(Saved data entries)
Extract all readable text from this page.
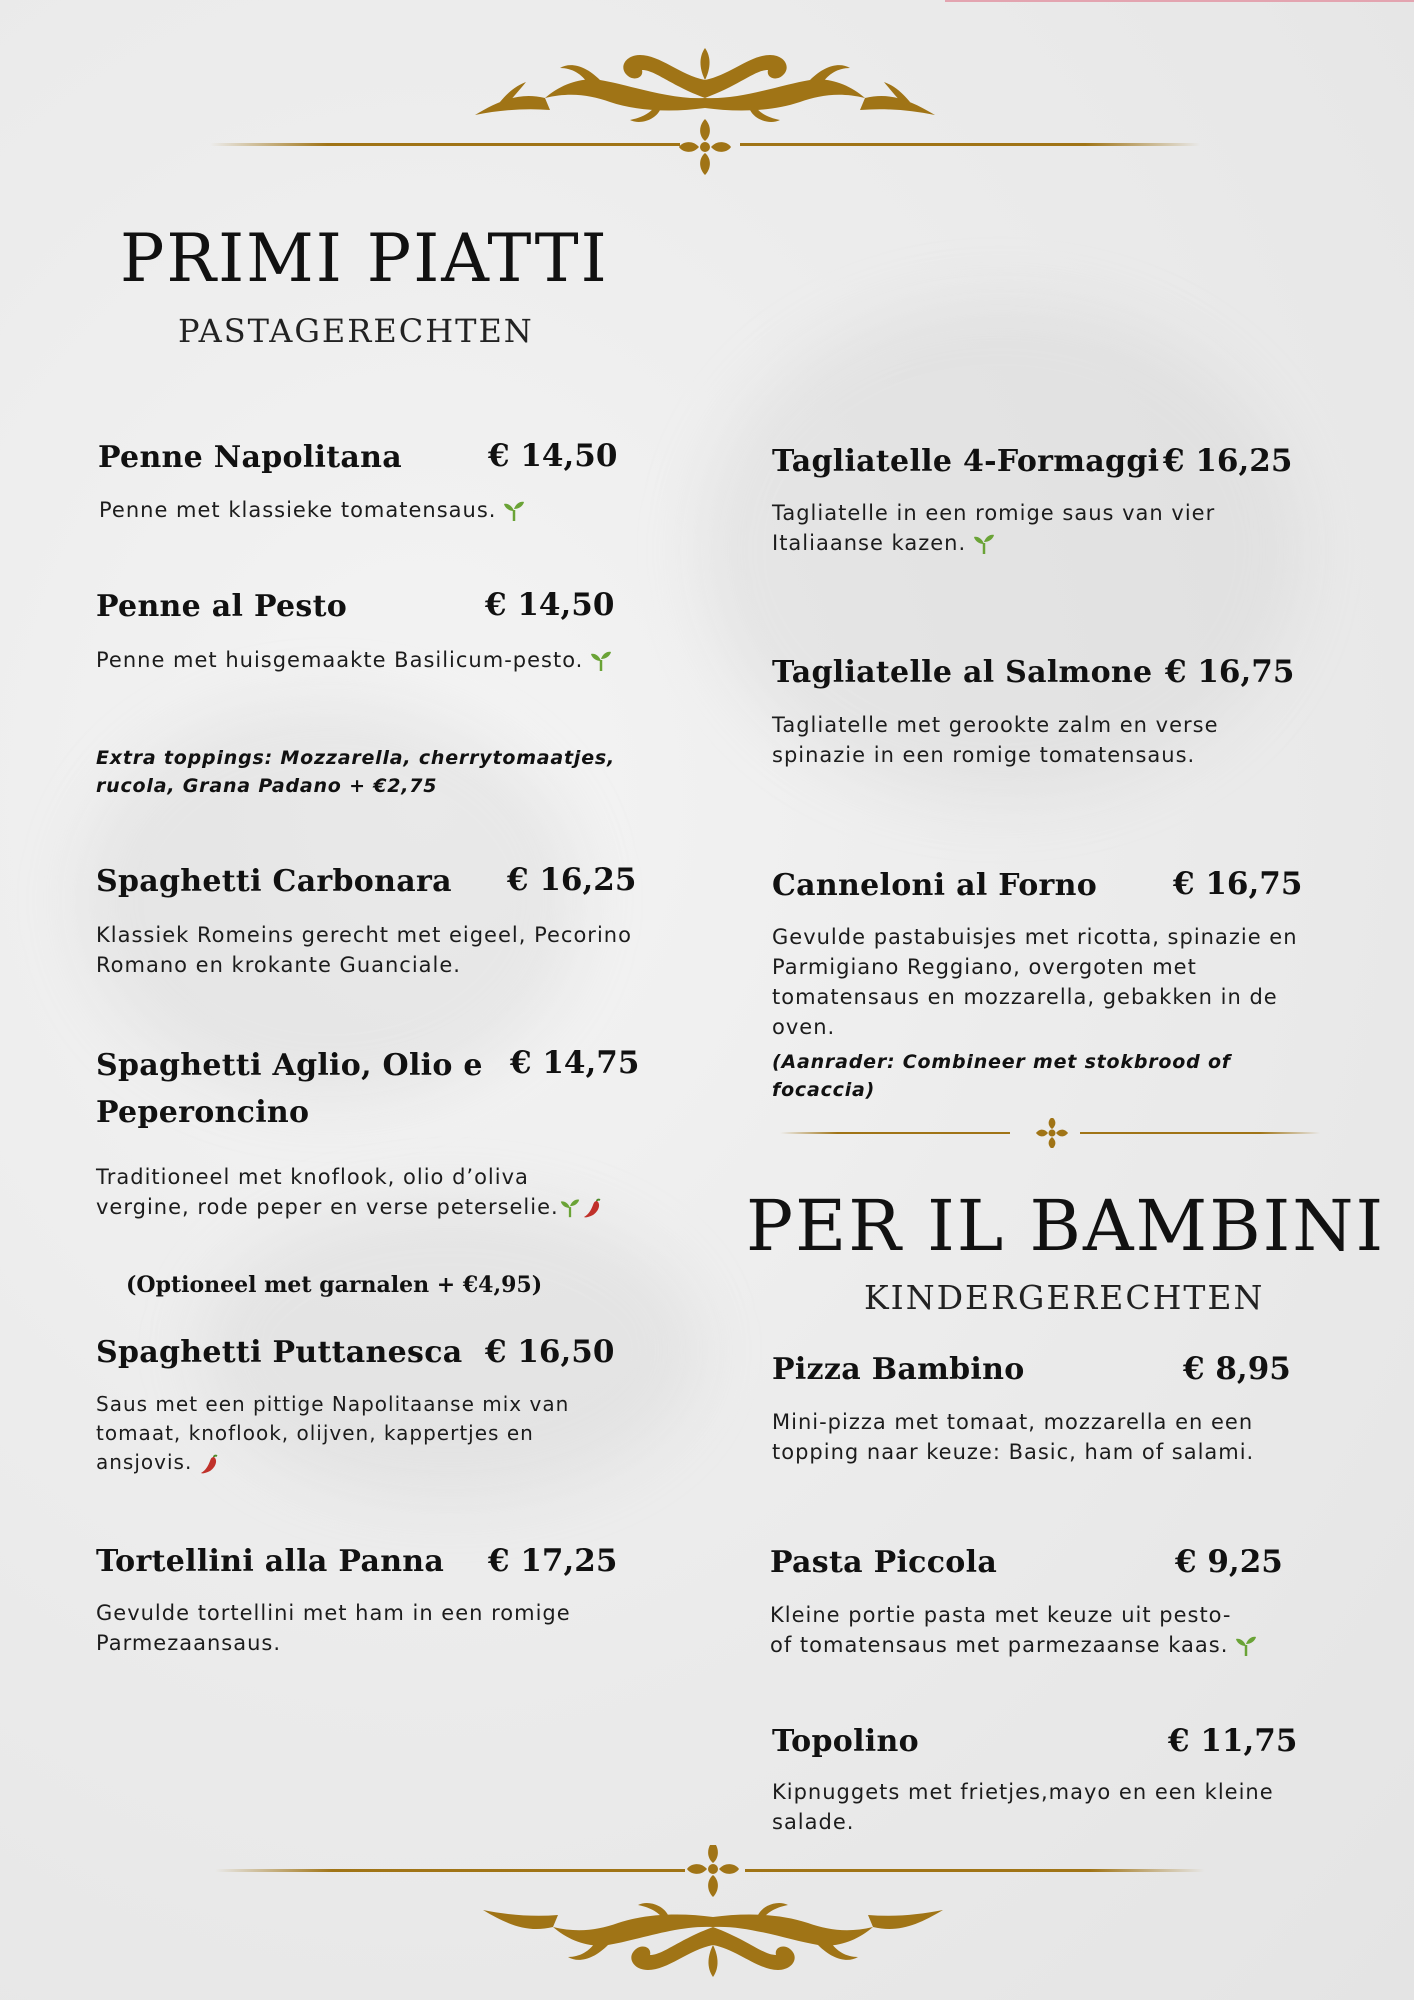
PRIMI PIATTI
PASTAGERECHTEN
Penne Napolitana	€ 14,50
Penne met klassieke tomatensaus.
Penne al Pesto	€ 14,50
Penne met huisgemaakte Basilicum-pesto.
Extra toppings: Mozzarella, cherrytomaatjes, rucola, Grana Padano + €2,75
Spaghetti Carbonara € 16,25
Klassiek Romeins gerecht met eigeel, Pecorino Romano en krokante Guanciale.
Spaghetti Aglio, Olio e Peperoncino
€ 14,75
Traditioneel met knoflook, olio d’oliva vergine, rode peper en verse peterselie.
(Optioneel met garnalen + €4,95)
Spaghetti Puttanesca € 16,50
Saus met een pittige Napolitaanse mix van tomaat, knoflook, olijven, kappertjes en ansjovis.
Tortellini alla Panna € 17,25
Gevulde tortellini met ham in een romige Parmezaansaus.
Tagliatelle 4-Formaggi € 16,25
Tagliatelle in een romige saus van vier Italiaanse kazen.
Tagliatelle al Salmone € 16,75
Tagliatelle met gerookte zalm en verse spinazie in een romige tomatensaus.
Canneloni al Forno € 16,75
Gevulde pastabuisjes met ricotta, spinazie en Parmigiano Reggiano, overgoten met tomatensaus en mozzarella, gebakken in de oven.
(Aanrader: Combineer met stokbrood of focaccia)
PER IL BAMBINI
KINDERGERECHTEN
Pizza Bambino	€ 8,95
Mini-pizza met tomaat, mozzarella en een topping naar keuze: Basic, ham of salami.
Pasta Piccola	€ 9,25
Kleine portie pasta met keuze uit pesto- of tomatensaus met parmezaanse kaas.
Topolino	€ 11,75
Kipnuggets met frietjes,mayo en een kleine salade.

Exercise prompt:
Copy each line above that contains the word "Penne".

The reply:
Penne Napolitana	€ 14,50
Penne met klassieke tomatensaus.
Penne al Pesto	€ 14,50
Penne met huisgemaakte Basilicum-pesto.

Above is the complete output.